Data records
━━━━━━
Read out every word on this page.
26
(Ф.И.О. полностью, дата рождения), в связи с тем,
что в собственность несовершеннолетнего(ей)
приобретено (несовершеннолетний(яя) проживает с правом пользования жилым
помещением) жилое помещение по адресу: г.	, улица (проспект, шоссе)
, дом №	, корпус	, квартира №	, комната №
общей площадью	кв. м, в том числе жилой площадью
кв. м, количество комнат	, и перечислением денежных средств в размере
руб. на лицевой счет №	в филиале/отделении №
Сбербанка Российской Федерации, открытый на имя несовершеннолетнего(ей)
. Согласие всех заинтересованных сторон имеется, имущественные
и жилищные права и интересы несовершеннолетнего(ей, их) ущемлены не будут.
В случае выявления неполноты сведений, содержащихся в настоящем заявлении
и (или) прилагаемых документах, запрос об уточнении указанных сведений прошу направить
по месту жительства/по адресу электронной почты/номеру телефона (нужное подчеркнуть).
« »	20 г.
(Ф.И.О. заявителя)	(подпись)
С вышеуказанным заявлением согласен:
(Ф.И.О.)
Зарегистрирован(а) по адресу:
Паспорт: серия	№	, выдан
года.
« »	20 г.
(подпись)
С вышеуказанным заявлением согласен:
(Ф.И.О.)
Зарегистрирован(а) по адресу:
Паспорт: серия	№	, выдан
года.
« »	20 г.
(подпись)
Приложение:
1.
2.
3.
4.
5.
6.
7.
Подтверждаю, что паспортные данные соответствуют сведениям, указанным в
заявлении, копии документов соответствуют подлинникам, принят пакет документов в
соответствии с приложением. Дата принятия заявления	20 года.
━━━━━━
What is required
All of the lines above must be returned exactly.

Final answer
Read out every word on this page.
26
(Ф.И.О. полностью, дата рождения), в связи с тем,
что в собственность несовершеннолетнего(ей)
приобретено (несовершеннолетний(яя) проживает с правом пользования жилым
помещением) жилое помещение по адресу: г.	, улица (проспект, шоссе)
, дом №	, корпус	, квартира №	, комната №
общей площадью	кв. м, в том числе жилой площадью
кв. м, количество комнат	, и перечислением денежных средств в размере
руб. на лицевой счет №	в филиале/отделении №
Сбербанка Российской Федерации, открытый на имя несовершеннолетнего(ей)
. Согласие всех заинтересованных сторон имеется, имущественные
и жилищные права и интересы несовершеннолетнего(ей, их) ущемлены не будут.
В случае выявления неполноты сведений, содержащихся в настоящем заявлении
и (или) прилагаемых документах, запрос об уточнении указанных сведений прошу направить
по месту жительства/по адресу электронной почты/номеру телефона (нужное подчеркнуть).
« »	20 г.
(Ф.И.О. заявителя)	(подпись)
С вышеуказанным заявлением согласен:
(Ф.И.О.)
Зарегистрирован(а) по адресу:
Паспорт: серия	№	, выдан
года.
« »	20 г.
(подпись)
С вышеуказанным заявлением согласен:
(Ф.И.О.)
Зарегистрирован(а) по адресу:
Паспорт: серия	№	, выдан
года.
« »	20 г.
(подпись)
Приложение:
1.
2.
3.
4.
5.
6.
7.
Подтверждаю, что паспортные данные соответствуют сведениям, указанным в
заявлении, копии документов соответствуют подлинникам, принят пакет документов в
соответствии с приложением. Дата принятия заявления	20 года.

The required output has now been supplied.